EXTRACTED ENTRIES:
[START]

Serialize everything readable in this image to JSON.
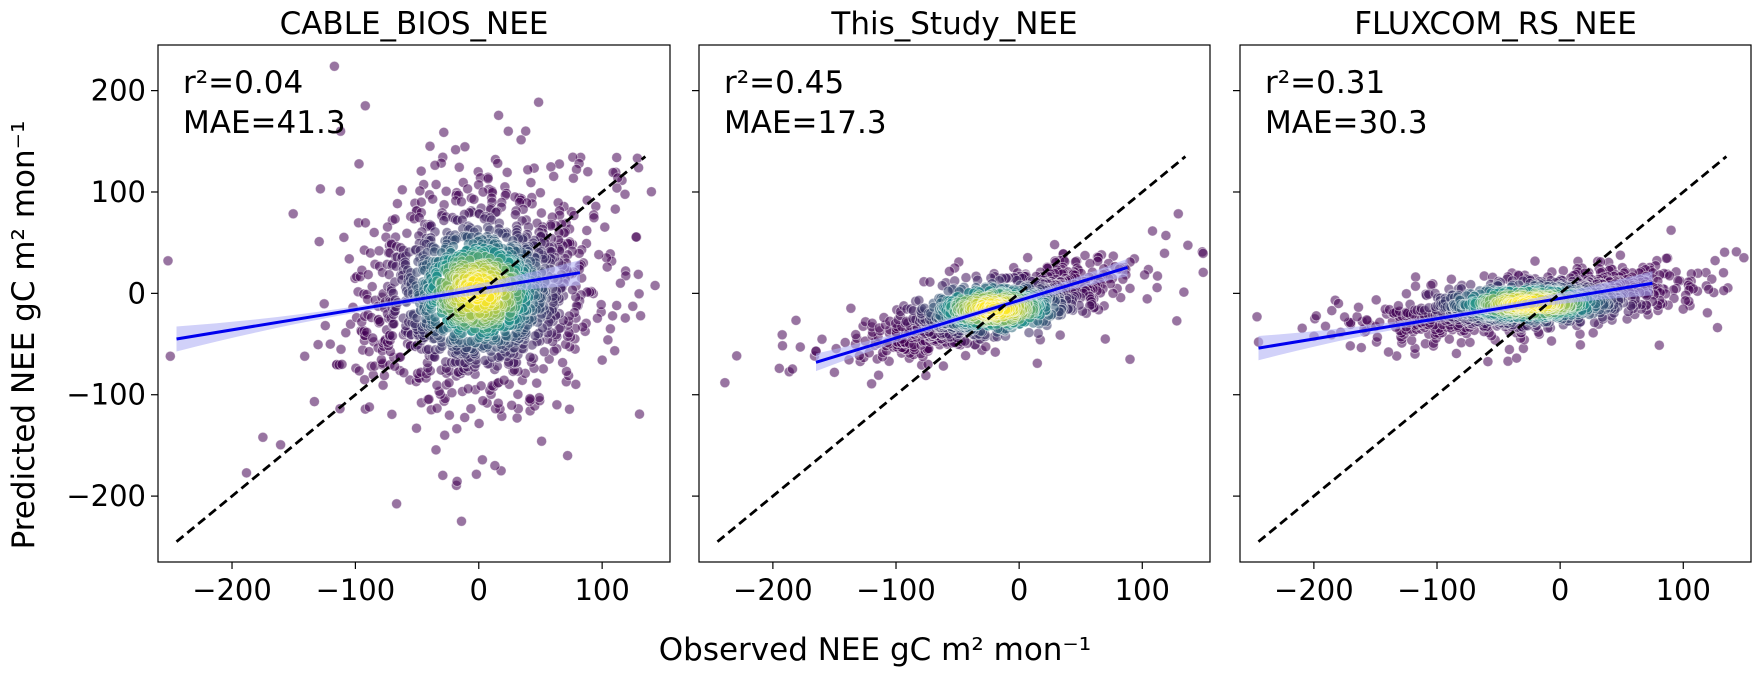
{
  "figure": {
    "xlabel": "Observed NEE gC m² mon⁻¹",
    "ylabel": "Predicted NEE gC m² mon⁻¹"
  },
  "colors": {
    "points_low": "#440154",
    "points_mid": "#21918c",
    "points_high": "#fde725",
    "fit_line": "#0000ee",
    "fit_band": "#b3b3f5",
    "one_to_one": "#000000"
  },
  "chart_data": [
    {
      "type": "scatter",
      "title": "CABLE_BIOS_NEE",
      "r2_label": "r²=0.04",
      "mae_label": "MAE=41.3",
      "xlim": [
        -260,
        155
      ],
      "ylim": [
        -265,
        245
      ],
      "xticks": [
        -200,
        -100,
        0,
        100
      ],
      "yticks": [
        -200,
        -100,
        0,
        100,
        200
      ],
      "xtick_labels": [
        "−200",
        "−100",
        "0",
        "100"
      ],
      "ytick_labels": [
        "−200",
        "−100",
        "0",
        "100",
        "200"
      ],
      "regression": {
        "slope": 0.2,
        "intercept": 4,
        "x_range": [
          -245,
          82
        ]
      },
      "one_to_one": [
        -245,
        135
      ],
      "scatter_cloud": {
        "n": 1500,
        "x_center": 0,
        "x_spread": 45,
        "y_center": 2,
        "y_spread": 48,
        "corr": 0.15
      },
      "notable_points": [
        [
          -117,
          224
        ],
        [
          -92,
          185
        ],
        [
          -250,
          -62
        ],
        [
          -175,
          -142
        ],
        [
          72,
          -160
        ],
        [
          -112,
          160
        ]
      ]
    },
    {
      "type": "scatter",
      "title": "This_Study_NEE",
      "r2_label": "r²=0.45",
      "mae_label": "MAE=17.3",
      "xlim": [
        -260,
        155
      ],
      "ylim": [
        -265,
        245
      ],
      "xticks": [
        -200,
        -100,
        0,
        100
      ],
      "yticks": [
        -200,
        -100,
        0,
        100,
        200
      ],
      "xtick_labels": [
        "−200",
        "−100",
        "0",
        "100"
      ],
      "ytick_labels": [
        "−200",
        "−100",
        "0",
        "100",
        "200"
      ],
      "regression": {
        "slope": 0.37,
        "intercept": -7,
        "x_range": [
          -165,
          88
        ]
      },
      "one_to_one": [
        -245,
        135
      ],
      "scatter_cloud": {
        "n": 1100,
        "x_center": -20,
        "x_spread": 45,
        "y_center": -15,
        "y_spread": 20,
        "corr": 0.75
      },
      "notable_points": [
        [
          -165,
          -57
        ],
        [
          -150,
          -78
        ],
        [
          90,
          -65
        ],
        [
          70,
          -45
        ]
      ]
    },
    {
      "type": "scatter",
      "title": "FLUXCOM_RS_NEE",
      "r2_label": "r²=0.31",
      "mae_label": "MAE=30.3",
      "xlim": [
        -260,
        155
      ],
      "ylim": [
        -265,
        245
      ],
      "xticks": [
        -200,
        -100,
        0,
        100
      ],
      "yticks": [
        -200,
        -100,
        0,
        100,
        200
      ],
      "xtick_labels": [
        "−200",
        "−100",
        "0",
        "100"
      ],
      "ytick_labels": [
        "−200",
        "−100",
        "0",
        "100",
        "200"
      ],
      "regression": {
        "slope": 0.2,
        "intercept": -5,
        "x_range": [
          -245,
          75
        ]
      },
      "one_to_one": [
        -245,
        135
      ],
      "scatter_cloud": {
        "n": 1300,
        "x_center": -25,
        "x_spread": 55,
        "y_center": -10,
        "y_spread": 15,
        "corr": 0.6
      },
      "notable_points": [
        [
          -245,
          -48
        ],
        [
          -180,
          -10
        ],
        [
          75,
          -8
        ],
        [
          20,
          20
        ]
      ]
    }
  ]
}
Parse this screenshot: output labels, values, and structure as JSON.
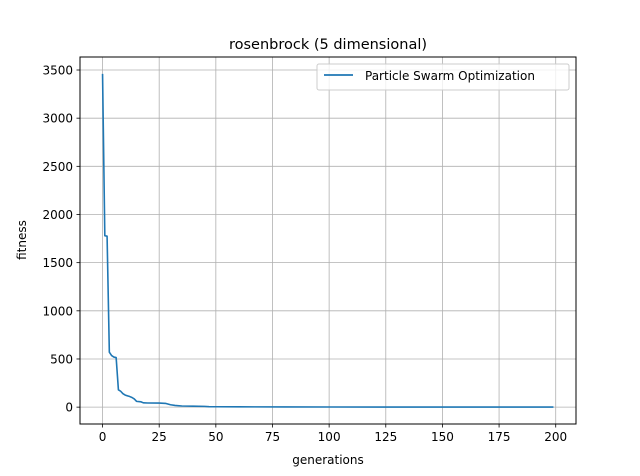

[END]

Filter the entries and copy out every line with the word "intercept".

        "intercept": 4,
        "intercept": -7,
        "intercept": -5,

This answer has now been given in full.